> [What the task requires]
Write out the material exactly, with the pictures left out.

Dataset rows:
◇ ◇ ◇ ◇

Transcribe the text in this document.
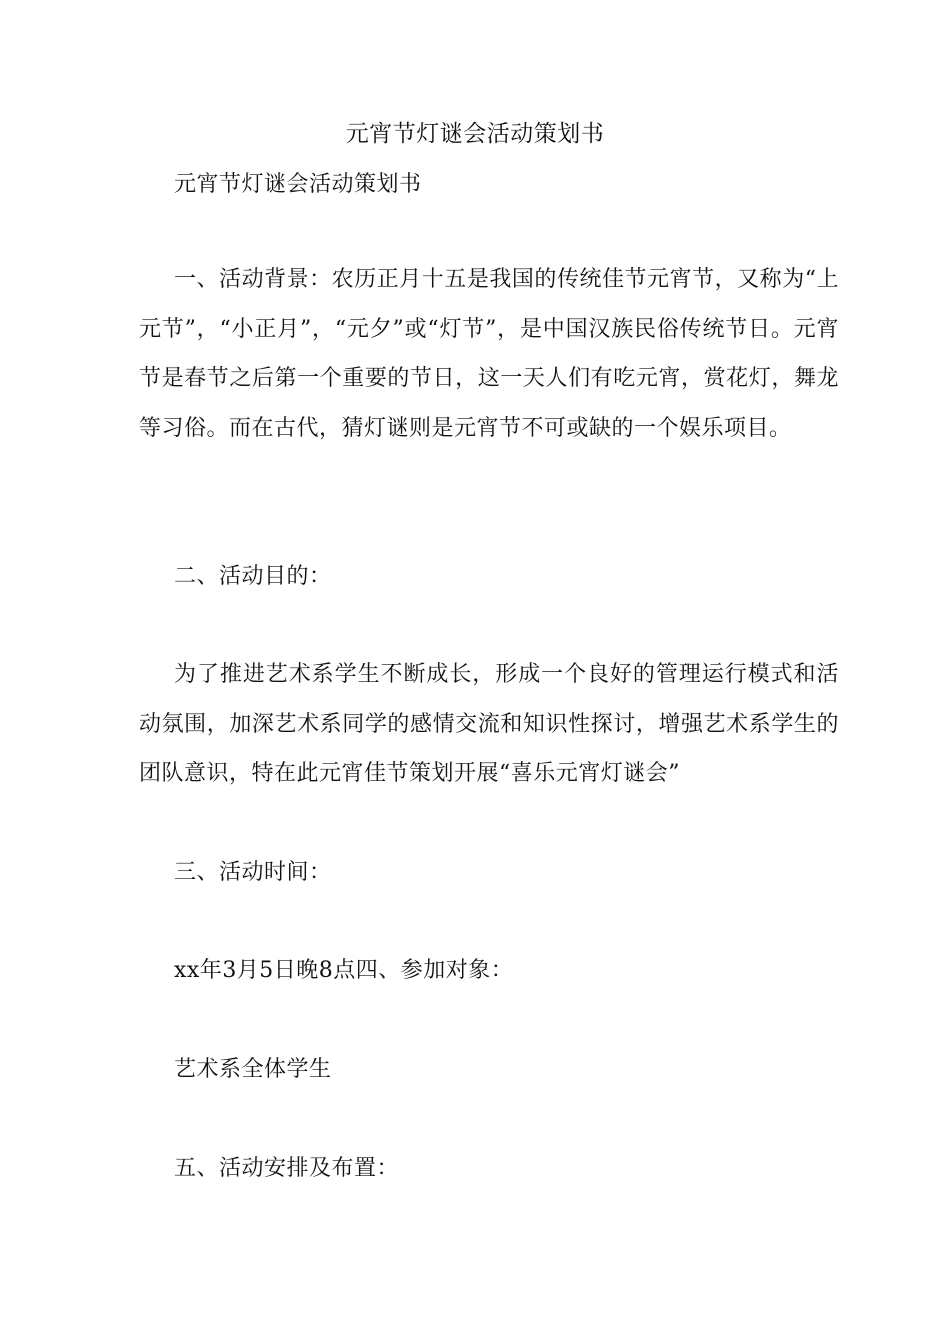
元宵节灯谜会活动策划书

元宵节灯谜会活动策划书

一、活动背景：农历正月十五是我国的传统佳节元宵节，又称为“上元节”，“小正月”，“元夕”或“灯节”，是中国汉族民俗传统节日。元宵节是春节之后第一个重要的节日，这一天人们有吃元宵，赏花灯，舞龙等习俗。而在古代，猜灯谜则是元宵节不可或缺的一个娱乐项目。

二、活动目的：

为了推进艺术系学生不断成长，形成一个良好的管理运行模式和活动氛围，加深艺术系同学的感情交流和知识性探讨，增强艺术系学生的团队意识，特在此元宵佳节策划开展“喜乐元宵灯谜会”

三、活动时间：

xx年3月5日晚8点四、参加对象：

艺术系全体学生

五、活动安排及布置：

◇ ◇ ◇ ◇

> [Response to this exercise]
Transcribe the text in this document.
元宵节灯谜会活动策划书

元宵节灯谜会活动策划书

一、活动背景：农历正月十五是我国的传统佳节元宵节，又称为“上元节”，“小正月”，“元夕”或“灯节”，是中国汉族民俗传统节日。元宵节是春节之后第一个重要的节日，这一天人们有吃元宵，赏花灯，舞龙等习俗。而在古代，猜灯谜则是元宵节不可或缺的一个娱乐项目。

二、活动目的：

为了推进艺术系学生不断成长，形成一个良好的管理运行模式和活动氛围，加深艺术系同学的感情交流和知识性探讨，增强艺术系学生的团队意识，特在此元宵佳节策划开展“喜乐元宵灯谜会”

三、活动时间：

xx年3月5日晚8点四、参加对象：

艺术系全体学生

五、活动安排及布置：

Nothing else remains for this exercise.